Dataset
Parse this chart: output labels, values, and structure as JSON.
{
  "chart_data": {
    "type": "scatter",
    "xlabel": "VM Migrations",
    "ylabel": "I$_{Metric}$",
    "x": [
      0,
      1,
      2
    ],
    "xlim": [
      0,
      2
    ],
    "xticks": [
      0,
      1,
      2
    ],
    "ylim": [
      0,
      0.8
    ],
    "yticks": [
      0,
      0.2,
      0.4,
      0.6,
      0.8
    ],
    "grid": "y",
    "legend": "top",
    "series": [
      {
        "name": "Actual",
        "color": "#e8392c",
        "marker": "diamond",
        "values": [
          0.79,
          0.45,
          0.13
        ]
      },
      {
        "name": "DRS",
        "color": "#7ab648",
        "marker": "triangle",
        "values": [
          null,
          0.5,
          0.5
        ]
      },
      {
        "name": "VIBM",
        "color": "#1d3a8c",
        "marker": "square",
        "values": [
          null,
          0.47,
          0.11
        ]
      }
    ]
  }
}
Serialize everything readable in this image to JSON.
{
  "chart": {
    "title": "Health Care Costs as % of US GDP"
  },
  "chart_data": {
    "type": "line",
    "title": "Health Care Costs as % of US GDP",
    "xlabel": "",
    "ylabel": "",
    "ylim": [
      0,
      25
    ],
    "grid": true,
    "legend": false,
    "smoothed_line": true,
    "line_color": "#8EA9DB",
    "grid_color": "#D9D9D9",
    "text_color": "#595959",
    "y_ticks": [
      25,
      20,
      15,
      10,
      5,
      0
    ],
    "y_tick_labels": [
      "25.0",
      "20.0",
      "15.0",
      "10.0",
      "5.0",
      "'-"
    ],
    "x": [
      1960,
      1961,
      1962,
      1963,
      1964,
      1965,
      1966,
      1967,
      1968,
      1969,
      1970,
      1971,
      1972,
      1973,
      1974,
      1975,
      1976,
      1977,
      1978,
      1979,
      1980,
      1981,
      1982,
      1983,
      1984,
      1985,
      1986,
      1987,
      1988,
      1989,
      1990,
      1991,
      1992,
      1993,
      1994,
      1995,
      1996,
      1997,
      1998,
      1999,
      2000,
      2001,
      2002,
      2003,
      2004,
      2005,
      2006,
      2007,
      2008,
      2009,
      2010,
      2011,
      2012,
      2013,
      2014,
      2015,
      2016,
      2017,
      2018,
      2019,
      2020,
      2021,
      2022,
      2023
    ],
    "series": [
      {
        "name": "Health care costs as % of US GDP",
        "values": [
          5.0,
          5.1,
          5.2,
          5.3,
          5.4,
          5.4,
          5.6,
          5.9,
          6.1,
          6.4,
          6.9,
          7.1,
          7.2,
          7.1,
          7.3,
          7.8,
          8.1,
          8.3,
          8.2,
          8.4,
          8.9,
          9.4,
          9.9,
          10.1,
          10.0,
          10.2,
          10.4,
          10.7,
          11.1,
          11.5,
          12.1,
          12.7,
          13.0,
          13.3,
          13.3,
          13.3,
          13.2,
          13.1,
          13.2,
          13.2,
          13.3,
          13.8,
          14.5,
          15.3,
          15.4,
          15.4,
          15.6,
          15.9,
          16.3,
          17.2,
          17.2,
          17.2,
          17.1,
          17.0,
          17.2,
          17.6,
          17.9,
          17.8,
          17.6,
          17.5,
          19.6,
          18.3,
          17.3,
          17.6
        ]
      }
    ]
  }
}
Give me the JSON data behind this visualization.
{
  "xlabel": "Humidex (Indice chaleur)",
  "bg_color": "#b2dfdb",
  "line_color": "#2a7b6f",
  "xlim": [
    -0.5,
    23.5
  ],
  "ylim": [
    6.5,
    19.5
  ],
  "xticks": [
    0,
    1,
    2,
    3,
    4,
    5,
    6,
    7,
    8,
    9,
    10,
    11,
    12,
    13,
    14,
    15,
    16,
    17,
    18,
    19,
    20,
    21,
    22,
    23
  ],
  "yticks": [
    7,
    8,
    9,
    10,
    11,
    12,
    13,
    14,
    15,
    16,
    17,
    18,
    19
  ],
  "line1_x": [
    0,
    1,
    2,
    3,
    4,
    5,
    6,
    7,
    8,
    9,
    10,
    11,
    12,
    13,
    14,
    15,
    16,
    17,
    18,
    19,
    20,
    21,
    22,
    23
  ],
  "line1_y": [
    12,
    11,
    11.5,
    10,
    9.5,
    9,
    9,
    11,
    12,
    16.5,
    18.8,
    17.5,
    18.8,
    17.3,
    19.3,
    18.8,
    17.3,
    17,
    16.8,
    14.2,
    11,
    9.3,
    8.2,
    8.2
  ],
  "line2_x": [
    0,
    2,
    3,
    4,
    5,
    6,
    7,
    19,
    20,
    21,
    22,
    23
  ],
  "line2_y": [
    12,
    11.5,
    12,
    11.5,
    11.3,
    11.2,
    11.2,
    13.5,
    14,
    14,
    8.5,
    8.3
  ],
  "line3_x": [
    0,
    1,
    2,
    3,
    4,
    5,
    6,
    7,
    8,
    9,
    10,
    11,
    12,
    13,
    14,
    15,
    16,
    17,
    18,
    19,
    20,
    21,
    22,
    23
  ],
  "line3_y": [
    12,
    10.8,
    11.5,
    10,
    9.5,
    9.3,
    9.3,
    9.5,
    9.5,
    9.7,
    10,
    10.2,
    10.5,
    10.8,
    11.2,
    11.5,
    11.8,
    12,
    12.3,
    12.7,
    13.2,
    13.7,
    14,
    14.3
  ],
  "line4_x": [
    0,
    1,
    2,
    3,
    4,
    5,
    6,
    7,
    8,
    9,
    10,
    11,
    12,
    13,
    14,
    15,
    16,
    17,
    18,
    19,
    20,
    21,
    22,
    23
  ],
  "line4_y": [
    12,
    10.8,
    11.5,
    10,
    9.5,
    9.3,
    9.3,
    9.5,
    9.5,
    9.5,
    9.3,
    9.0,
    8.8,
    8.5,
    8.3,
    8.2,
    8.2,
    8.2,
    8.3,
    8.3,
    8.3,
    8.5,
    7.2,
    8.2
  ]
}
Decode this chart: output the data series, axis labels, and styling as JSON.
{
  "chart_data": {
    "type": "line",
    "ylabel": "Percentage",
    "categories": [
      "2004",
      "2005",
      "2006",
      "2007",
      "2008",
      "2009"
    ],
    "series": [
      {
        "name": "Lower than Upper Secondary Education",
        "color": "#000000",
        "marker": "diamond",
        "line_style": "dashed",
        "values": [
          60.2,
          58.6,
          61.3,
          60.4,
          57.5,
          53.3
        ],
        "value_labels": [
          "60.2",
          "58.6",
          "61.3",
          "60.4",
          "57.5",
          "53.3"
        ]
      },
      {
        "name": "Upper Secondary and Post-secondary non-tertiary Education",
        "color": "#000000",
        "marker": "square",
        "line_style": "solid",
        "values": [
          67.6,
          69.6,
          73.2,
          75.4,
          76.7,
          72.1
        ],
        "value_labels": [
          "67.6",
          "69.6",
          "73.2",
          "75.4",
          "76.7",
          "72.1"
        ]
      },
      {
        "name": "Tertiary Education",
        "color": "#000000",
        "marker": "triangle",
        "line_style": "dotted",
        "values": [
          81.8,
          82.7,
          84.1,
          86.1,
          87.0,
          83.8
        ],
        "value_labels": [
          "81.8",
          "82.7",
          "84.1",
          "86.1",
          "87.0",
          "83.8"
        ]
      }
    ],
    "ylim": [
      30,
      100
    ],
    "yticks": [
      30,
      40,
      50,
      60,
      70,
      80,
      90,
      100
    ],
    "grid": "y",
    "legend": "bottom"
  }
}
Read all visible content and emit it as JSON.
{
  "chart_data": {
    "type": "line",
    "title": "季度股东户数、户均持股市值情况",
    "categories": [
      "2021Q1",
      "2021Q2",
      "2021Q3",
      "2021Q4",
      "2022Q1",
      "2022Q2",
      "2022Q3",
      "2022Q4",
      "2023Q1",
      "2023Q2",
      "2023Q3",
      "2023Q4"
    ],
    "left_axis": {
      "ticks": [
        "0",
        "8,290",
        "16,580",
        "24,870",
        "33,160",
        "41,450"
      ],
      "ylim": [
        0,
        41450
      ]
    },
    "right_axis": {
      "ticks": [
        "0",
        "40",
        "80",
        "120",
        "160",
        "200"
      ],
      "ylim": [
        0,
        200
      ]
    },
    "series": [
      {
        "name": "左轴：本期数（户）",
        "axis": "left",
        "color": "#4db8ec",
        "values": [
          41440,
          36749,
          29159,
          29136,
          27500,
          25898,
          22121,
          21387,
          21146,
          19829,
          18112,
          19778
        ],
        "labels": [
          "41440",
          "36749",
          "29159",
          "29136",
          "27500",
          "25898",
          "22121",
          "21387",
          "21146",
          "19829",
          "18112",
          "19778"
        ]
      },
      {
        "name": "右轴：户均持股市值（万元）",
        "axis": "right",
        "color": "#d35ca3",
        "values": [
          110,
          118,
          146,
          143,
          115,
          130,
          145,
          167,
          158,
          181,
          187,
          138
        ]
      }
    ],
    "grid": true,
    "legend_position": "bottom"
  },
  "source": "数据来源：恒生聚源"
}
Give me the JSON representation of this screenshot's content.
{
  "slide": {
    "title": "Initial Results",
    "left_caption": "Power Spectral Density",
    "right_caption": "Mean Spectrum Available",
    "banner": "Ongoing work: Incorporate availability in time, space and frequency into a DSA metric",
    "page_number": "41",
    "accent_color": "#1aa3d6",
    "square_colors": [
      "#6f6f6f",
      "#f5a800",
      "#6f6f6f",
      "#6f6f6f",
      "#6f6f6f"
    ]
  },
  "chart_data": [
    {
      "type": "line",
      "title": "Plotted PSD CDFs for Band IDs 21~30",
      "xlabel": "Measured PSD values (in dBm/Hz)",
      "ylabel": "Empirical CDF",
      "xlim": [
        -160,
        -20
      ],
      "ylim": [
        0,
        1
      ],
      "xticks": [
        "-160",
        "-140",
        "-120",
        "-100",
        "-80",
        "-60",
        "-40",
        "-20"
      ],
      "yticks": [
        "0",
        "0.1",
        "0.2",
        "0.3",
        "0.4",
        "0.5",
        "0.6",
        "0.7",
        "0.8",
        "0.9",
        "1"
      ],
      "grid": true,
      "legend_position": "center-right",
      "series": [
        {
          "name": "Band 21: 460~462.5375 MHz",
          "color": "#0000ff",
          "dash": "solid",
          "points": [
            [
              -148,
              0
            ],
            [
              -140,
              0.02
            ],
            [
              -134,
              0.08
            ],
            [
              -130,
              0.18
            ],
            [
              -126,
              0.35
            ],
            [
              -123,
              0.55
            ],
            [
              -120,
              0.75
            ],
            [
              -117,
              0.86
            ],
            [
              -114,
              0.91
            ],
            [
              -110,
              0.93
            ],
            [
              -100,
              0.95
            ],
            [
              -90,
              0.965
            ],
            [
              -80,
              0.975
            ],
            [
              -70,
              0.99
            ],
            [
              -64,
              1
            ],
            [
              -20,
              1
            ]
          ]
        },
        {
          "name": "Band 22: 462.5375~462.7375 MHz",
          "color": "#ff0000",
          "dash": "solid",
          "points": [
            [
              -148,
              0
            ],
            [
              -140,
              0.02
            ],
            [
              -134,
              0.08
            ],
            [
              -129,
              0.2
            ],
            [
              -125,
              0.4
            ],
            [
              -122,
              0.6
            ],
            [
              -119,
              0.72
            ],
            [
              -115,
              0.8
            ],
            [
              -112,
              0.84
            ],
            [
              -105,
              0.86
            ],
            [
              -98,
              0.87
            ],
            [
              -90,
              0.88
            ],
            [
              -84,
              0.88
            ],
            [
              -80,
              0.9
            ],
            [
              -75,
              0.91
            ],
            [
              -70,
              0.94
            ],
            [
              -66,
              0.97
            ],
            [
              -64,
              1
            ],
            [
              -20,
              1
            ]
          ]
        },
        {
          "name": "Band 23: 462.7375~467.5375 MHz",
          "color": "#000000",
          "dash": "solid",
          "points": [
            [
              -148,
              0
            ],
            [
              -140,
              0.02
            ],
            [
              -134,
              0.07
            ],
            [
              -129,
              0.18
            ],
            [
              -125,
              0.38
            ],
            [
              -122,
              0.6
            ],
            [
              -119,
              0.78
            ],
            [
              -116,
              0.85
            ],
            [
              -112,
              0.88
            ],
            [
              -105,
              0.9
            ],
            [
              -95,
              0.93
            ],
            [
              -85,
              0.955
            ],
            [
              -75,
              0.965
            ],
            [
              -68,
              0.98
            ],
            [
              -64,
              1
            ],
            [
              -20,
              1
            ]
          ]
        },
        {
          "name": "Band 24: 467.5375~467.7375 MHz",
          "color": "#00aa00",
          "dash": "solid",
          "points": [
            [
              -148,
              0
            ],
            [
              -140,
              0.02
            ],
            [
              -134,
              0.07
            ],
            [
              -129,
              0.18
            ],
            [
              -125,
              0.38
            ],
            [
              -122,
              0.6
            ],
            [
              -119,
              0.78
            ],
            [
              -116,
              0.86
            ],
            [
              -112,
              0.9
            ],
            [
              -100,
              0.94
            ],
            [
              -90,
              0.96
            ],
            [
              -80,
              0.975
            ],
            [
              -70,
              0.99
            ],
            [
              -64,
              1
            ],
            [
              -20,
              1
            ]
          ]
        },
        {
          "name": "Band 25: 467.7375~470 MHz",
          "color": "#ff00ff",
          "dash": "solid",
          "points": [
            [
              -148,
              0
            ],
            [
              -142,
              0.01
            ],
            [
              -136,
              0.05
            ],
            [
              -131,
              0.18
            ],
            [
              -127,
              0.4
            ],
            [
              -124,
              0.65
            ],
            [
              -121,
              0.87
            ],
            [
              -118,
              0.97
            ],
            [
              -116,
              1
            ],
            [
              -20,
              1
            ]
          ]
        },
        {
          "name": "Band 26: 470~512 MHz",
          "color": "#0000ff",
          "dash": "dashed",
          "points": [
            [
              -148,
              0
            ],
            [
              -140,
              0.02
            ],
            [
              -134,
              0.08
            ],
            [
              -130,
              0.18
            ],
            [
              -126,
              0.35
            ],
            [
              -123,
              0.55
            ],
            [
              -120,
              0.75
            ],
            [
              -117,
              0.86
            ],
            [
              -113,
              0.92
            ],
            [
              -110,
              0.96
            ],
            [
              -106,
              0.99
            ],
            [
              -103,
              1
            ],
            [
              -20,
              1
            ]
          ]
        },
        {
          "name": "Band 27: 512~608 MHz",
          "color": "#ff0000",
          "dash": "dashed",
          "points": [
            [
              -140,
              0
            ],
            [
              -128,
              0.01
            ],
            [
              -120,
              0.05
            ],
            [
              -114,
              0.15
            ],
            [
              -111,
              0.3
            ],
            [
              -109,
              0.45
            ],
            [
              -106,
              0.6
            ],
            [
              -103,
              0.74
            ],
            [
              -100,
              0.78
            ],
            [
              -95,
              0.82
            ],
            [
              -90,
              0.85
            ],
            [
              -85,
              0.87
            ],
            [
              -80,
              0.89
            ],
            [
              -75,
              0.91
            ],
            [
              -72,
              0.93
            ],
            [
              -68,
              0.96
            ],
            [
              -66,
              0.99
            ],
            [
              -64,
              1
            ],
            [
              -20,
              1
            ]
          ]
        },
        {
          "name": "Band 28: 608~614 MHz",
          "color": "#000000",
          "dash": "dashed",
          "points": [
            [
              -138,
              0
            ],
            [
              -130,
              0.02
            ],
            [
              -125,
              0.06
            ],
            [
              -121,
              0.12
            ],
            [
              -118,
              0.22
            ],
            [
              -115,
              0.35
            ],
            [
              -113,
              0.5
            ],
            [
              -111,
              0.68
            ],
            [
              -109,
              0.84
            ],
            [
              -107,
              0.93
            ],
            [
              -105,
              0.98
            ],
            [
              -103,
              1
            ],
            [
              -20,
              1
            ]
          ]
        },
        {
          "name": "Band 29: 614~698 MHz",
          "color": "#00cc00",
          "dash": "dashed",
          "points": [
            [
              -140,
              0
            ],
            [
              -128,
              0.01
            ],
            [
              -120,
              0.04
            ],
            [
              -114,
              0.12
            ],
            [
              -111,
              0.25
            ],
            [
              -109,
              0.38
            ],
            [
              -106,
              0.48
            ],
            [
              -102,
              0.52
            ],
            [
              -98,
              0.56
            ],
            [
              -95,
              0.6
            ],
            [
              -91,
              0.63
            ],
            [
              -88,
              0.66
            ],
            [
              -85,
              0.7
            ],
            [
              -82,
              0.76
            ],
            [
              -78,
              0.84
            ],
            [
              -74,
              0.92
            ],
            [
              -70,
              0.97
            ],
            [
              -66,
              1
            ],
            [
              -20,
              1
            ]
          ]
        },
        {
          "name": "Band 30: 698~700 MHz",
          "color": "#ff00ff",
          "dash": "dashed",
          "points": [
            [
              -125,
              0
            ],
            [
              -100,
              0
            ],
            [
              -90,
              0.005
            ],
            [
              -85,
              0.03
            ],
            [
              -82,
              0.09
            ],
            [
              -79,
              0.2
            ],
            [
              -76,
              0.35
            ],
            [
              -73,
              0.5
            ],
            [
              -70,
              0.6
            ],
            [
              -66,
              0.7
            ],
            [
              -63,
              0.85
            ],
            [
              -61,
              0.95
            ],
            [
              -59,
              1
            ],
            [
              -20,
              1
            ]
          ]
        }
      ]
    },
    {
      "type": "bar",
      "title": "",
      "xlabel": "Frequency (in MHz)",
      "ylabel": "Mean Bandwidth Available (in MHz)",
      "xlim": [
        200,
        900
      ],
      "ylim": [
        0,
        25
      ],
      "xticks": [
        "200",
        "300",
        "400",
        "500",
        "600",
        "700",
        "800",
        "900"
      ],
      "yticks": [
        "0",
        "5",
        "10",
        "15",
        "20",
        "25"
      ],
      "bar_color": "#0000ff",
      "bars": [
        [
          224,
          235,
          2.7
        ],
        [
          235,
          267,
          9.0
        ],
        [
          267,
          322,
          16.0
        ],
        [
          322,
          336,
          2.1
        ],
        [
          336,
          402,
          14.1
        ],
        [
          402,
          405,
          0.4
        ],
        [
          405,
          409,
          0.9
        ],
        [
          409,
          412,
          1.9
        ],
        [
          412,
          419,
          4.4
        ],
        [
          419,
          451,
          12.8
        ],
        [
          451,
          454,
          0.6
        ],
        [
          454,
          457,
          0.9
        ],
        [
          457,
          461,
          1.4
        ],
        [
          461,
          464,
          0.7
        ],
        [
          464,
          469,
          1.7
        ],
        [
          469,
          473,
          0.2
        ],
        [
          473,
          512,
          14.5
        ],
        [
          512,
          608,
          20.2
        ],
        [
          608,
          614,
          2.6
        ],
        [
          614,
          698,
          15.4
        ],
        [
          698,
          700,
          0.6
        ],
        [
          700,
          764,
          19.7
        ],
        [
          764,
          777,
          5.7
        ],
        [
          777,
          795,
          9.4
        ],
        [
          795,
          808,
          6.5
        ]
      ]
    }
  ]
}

Task instructions
Scan the material line by line and report each one that contains "content".

Task result
Read all visible content and emit it as JSON.
Give me the JSON representation of this screenshot's content.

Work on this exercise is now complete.